[Start of Given data]

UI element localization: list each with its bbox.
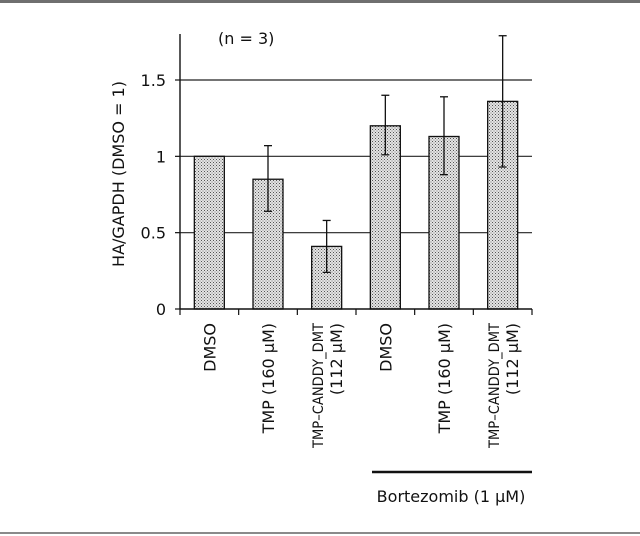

[End of Given data]
[Start of Given data]

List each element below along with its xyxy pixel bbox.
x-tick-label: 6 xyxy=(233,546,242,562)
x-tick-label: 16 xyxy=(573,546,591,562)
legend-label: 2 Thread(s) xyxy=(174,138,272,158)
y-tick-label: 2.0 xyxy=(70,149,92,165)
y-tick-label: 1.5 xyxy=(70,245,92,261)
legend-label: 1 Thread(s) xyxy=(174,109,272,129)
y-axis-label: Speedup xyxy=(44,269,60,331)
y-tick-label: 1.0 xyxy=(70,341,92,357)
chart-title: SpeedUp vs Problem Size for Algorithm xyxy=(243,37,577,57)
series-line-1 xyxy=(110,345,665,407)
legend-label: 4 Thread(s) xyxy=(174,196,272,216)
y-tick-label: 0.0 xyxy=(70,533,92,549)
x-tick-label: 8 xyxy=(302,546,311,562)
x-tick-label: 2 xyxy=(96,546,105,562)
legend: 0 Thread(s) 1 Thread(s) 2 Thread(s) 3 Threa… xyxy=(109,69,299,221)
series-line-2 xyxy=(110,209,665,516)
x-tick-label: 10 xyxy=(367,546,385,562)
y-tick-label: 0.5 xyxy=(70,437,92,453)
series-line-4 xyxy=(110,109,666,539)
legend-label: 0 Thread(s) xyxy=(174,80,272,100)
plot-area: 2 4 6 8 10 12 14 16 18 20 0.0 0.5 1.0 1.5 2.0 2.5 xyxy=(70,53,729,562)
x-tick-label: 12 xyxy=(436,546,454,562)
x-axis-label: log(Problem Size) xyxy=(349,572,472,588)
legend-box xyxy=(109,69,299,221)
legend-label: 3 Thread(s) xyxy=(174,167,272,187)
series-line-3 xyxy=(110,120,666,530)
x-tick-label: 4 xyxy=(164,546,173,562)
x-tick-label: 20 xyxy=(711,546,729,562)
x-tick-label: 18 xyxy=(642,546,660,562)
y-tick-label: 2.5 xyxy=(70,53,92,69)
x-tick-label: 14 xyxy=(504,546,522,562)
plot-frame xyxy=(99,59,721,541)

[End of Given data]
[Start of Given data]

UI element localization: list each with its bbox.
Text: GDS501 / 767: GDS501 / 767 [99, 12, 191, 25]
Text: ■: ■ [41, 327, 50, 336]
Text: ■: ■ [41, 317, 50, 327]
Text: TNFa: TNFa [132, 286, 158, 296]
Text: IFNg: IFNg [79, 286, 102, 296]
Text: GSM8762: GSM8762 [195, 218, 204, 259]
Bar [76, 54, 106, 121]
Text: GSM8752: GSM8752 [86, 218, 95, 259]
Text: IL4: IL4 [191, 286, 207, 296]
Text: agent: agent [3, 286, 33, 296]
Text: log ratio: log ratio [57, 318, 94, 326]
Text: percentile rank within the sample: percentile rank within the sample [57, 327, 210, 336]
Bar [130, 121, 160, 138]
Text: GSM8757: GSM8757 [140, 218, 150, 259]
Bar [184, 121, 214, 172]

[End of Given data]

• **What you are asked to do**
Copy the records from the line with "List each element" to the line with "series-line-2 xyxy=(110,209,665,516)", changing "legend-label" to "legend-entry" and keeping everything else the same.

• **Result of this task**
List each element below along with its xyxy pixel bbox.
x-tick-label: 6 xyxy=(233,546,242,562)
x-tick-label: 16 xyxy=(573,546,591,562)
legend-entry: 2 Thread(s) xyxy=(174,138,272,158)
y-tick-label: 2.0 xyxy=(70,149,92,165)
y-tick-label: 1.5 xyxy=(70,245,92,261)
legend-entry: 1 Thread(s) xyxy=(174,109,272,129)
y-axis-label: Speedup xyxy=(44,269,60,331)
y-tick-label: 1.0 xyxy=(70,341,92,357)
chart-title: SpeedUp vs Problem Size for Algorithm xyxy=(243,37,577,57)
series-line-1 xyxy=(110,345,665,407)
legend-entry: 4 Thread(s) xyxy=(174,196,272,216)
y-tick-label: 0.0 xyxy=(70,533,92,549)
x-tick-label: 8 xyxy=(302,546,311,562)
x-tick-label: 2 xyxy=(96,546,105,562)
legend: 0 Thread(s) 1 Thread(s) 2 Thread(s) 3 Threa… xyxy=(109,69,299,221)
series-line-2 xyxy=(110,209,665,516)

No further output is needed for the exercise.